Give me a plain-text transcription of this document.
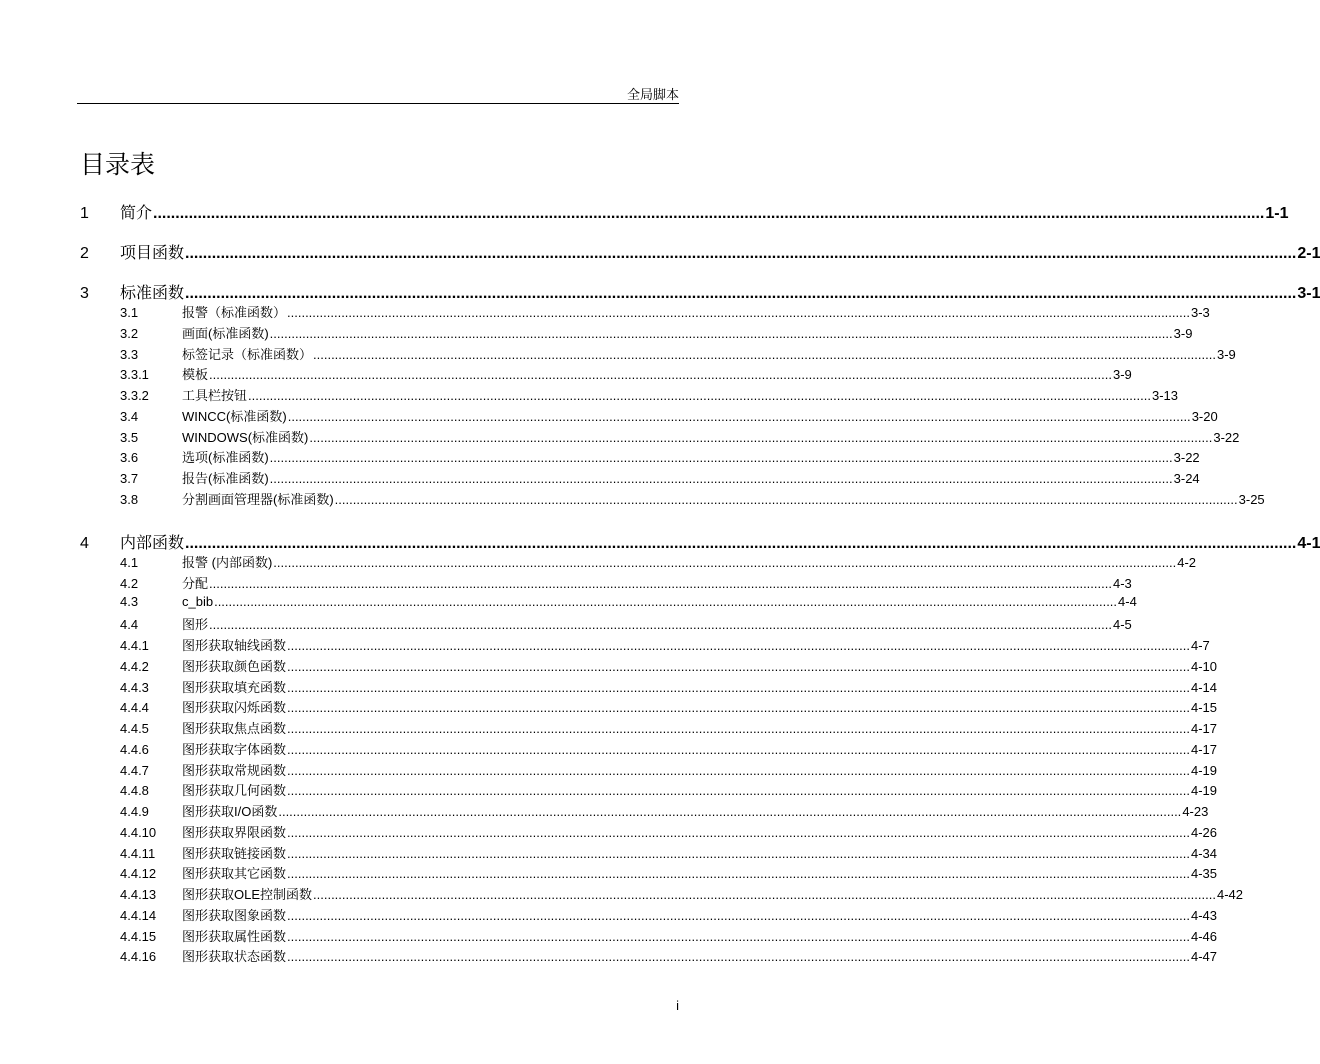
全局脚本
目录表
1	简介 .......................................................................................................................................................................................................................................................... 1-1
2	项目函数 .......................................................................................................................................................................................................................................................... 2-1
3	标准函数 .......................................................................................................................................................................................................................................................... 3-1
3.1	报警（标准函数） .......................................................................................................................................................................................................................................................... 3-3
3.2	画面(标准函数) .......................................................................................................................................................................................................................................................... 3-9
3.3	标签记录（标准函数） .......................................................................................................................................................................................................................................................... 3-9
3.3.1	模板 .......................................................................................................................................................................................................................................................... 3-9
3.3.2	工具栏按钮 .......................................................................................................................................................................................................................................................... 3-13
3.4	WINCC(标准函数) .......................................................................................................................................................................................................................................................... 3-20
3.5	WINDOWS(标准函数) .......................................................................................................................................................................................................................................................... 3-22
3.6	选项(标准函数) .......................................................................................................................................................................................................................................................... 3-22
3.7	报告(标准函数) .......................................................................................................................................................................................................................................................... 3-24
3.8	分割画面管理器(标准函数) .......................................................................................................................................................................................................................................................... 3-25
4	内部函数 .......................................................................................................................................................................................................................................................... 4-1
4.1	报警 (内部函数) .......................................................................................................................................................................................................................................................... 4-2
4.2	分配 .......................................................................................................................................................................................................................................................... 4-3
4.3	c_bib .......................................................................................................................................................................................................................................................... 4-4
4.4	图形 .......................................................................................................................................................................................................................................................... 4-5
4.4.1	图形获取轴线函数 .......................................................................................................................................................................................................................................................... 4-7
4.4.2	图形获取颜色函数 .......................................................................................................................................................................................................................................................... 4-10
4.4.3	图形获取填充函数 .......................................................................................................................................................................................................................................................... 4-14
4.4.4	图形获取闪烁函数 .......................................................................................................................................................................................................................................................... 4-15
4.4.5	图形获取焦点函数 .......................................................................................................................................................................................................................................................... 4-17
4.4.6	图形获取字体函数 .......................................................................................................................................................................................................................................................... 4-17
4.4.7	图形获取常规函数 .......................................................................................................................................................................................................................................................... 4-19
4.4.8	图形获取几何函数 .......................................................................................................................................................................................................................................................... 4-19
4.4.9	图形获取I/O函数 .......................................................................................................................................................................................................................................................... 4-23
4.4.10	图形获取界限函数 .......................................................................................................................................................................................................................................................... 4-26
4.4.11	图形获取链接函数 .......................................................................................................................................................................................................................................................... 4-34
4.4.12	图形获取其它函数 .......................................................................................................................................................................................................................................................... 4-35
4.4.13	图形获取OLE控制函数 .......................................................................................................................................................................................................................................................... 4-42
4.4.14	图形获取图象函数 .......................................................................................................................................................................................................................................................... 4-43
4.4.15	图形获取属性函数 .......................................................................................................................................................................................................................................................... 4-46
4.4.16	图形获取状态函数 .......................................................................................................................................................................................................................................................... 4-47
i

▶ Task to carry out:
Repeat all the records above exactly, leaving out any pictures.

▶ Expected answer:
Give me a plain-text transcription of this document.
全局脚本
目录表
1	简介 .......................................................................................................................................................................................................................................................... 1-1
2	项目函数 .......................................................................................................................................................................................................................................................... 2-1
3	标准函数 .......................................................................................................................................................................................................................................................... 3-1
3.1	报警（标准函数） .......................................................................................................................................................................................................................................................... 3-3
3.2	画面(标准函数) .......................................................................................................................................................................................................................................................... 3-9
3.3	标签记录（标准函数） .......................................................................................................................................................................................................................................................... 3-9
3.3.1	模板 .......................................................................................................................................................................................................................................................... 3-9
3.3.2	工具栏按钮 .......................................................................................................................................................................................................................................................... 3-13
3.4	WINCC(标准函数) .......................................................................................................................................................................................................................................................... 3-20
3.5	WINDOWS(标准函数) .......................................................................................................................................................................................................................................................... 3-22
3.6	选项(标准函数) .......................................................................................................................................................................................................................................................... 3-22
3.7	报告(标准函数) .......................................................................................................................................................................................................................................................... 3-24
3.8	分割画面管理器(标准函数) .......................................................................................................................................................................................................................................................... 3-25
4	内部函数 .......................................................................................................................................................................................................................................................... 4-1
4.1	报警 (内部函数) .......................................................................................................................................................................................................................................................... 4-2
4.2	分配 .......................................................................................................................................................................................................................................................... 4-3
4.3	c_bib .......................................................................................................................................................................................................................................................... 4-4
4.4	图形 .......................................................................................................................................................................................................................................................... 4-5
4.4.1	图形获取轴线函数 .......................................................................................................................................................................................................................................................... 4-7
4.4.2	图形获取颜色函数 .......................................................................................................................................................................................................................................................... 4-10
4.4.3	图形获取填充函数 .......................................................................................................................................................................................................................................................... 4-14
4.4.4	图形获取闪烁函数 .......................................................................................................................................................................................................................................................... 4-15
4.4.5	图形获取焦点函数 .......................................................................................................................................................................................................................................................... 4-17
4.4.6	图形获取字体函数 .......................................................................................................................................................................................................................................................... 4-17
4.4.7	图形获取常规函数 .......................................................................................................................................................................................................................................................... 4-19
4.4.8	图形获取几何函数 .......................................................................................................................................................................................................................................................... 4-19
4.4.9	图形获取I/O函数 .......................................................................................................................................................................................................................................................... 4-23
4.4.10	图形获取界限函数 .......................................................................................................................................................................................................................................................... 4-26
4.4.11	图形获取链接函数 .......................................................................................................................................................................................................................................................... 4-34
4.4.12	图形获取其它函数 .......................................................................................................................................................................................................................................................... 4-35
4.4.13	图形获取OLE控制函数 .......................................................................................................................................................................................................................................................... 4-42
4.4.14	图形获取图象函数 .......................................................................................................................................................................................................................................................... 4-43
4.4.15	图形获取属性函数 .......................................................................................................................................................................................................................................................... 4-46
4.4.16	图形获取状态函数 .......................................................................................................................................................................................................................................................... 4-47
i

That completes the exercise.